# Exercise instructions:
Could you transcribe every record below exactly as written, leaving out any pictures?

** Start of Records shown **

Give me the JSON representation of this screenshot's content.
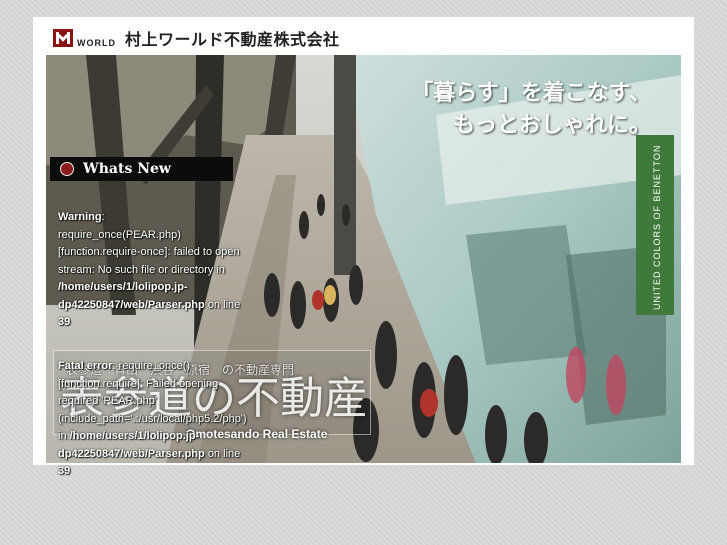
{
  "header": {
    "logo_word": "WORLD",
    "company_name": "村上ワールド不動産株式会社"
  },
  "hero": {
    "tagline_line1": "「暮らす」を着こなす、",
    "tagline_line2": "もっとおしゃれに。",
    "overlay_small": "表参道　青山　渋谷　原宿　の不動産専門",
    "overlay_large": "表参道の不動産",
    "overlay_english": "Omotesando Real Estate",
    "storefront_banner": "UNITED COLORS OF BENETTON"
  },
  "whats_new": {
    "label": "Whats New"
  },
  "errors": [
    {
      "type": "Warning",
      "message": "require_once(PEAR.php) [function.require-once]: failed to open stream: No such file or directory in",
      "path": "/home/users/1/lolipop.jp-dp42250847/web/Parser.php",
      "on": "on",
      "line_label": "line",
      "line": "39"
    },
    {
      "type": "Fatal error",
      "message": "require_once() [function.require]: Failed opening required 'PEAR.php' (include_path='.:/usr/local/php5.2/php') in",
      "path": "/home/users/1/lolipop.jp-dp42250847/web/Parser.php",
      "on": "on",
      "line_label": "line",
      "line": "39"
    }
  ],
  "colors": {
    "brand": "#8a1212",
    "page_bg": "#d4d4d4",
    "panel_bg": "#ffffff",
    "whats_new_bg": "#0c0c0c"
  }
}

** End of Records shown **

# The output:
Give me the JSON representation of this screenshot's content.
{
  "header": {
    "logo_word": "WORLD",
    "company_name": "村上ワールド不動産株式会社"
  },
  "hero": {
    "tagline_line1": "「暮らす」を着こなす、",
    "tagline_line2": "もっとおしゃれに。",
    "overlay_small": "表参道　青山　渋谷　原宿　の不動産専門",
    "overlay_large": "表参道の不動産",
    "overlay_english": "Omotesando Real Estate",
    "storefront_banner": "UNITED COLORS OF BENETTON"
  },
  "whats_new": {
    "label": "Whats New"
  },
  "errors": [
    {
      "type": "Warning",
      "message": "require_once(PEAR.php) [function.require-once]: failed to open stream: No such file or directory in",
      "path": "/home/users/1/lolipop.jp-dp42250847/web/Parser.php",
      "on": "on",
      "line_label": "line",
      "line": "39"
    },
    {
      "type": "Fatal error",
      "message": "require_once() [function.require]: Failed opening required 'PEAR.php' (include_path='.:/usr/local/php5.2/php') in",
      "path": "/home/users/1/lolipop.jp-dp42250847/web/Parser.php",
      "on": "on",
      "line_label": "line",
      "line": "39"
    }
  ],
  "colors": {
    "brand": "#8a1212",
    "page_bg": "#d4d4d4",
    "panel_bg": "#ffffff",
    "whats_new_bg": "#0c0c0c"
  }
}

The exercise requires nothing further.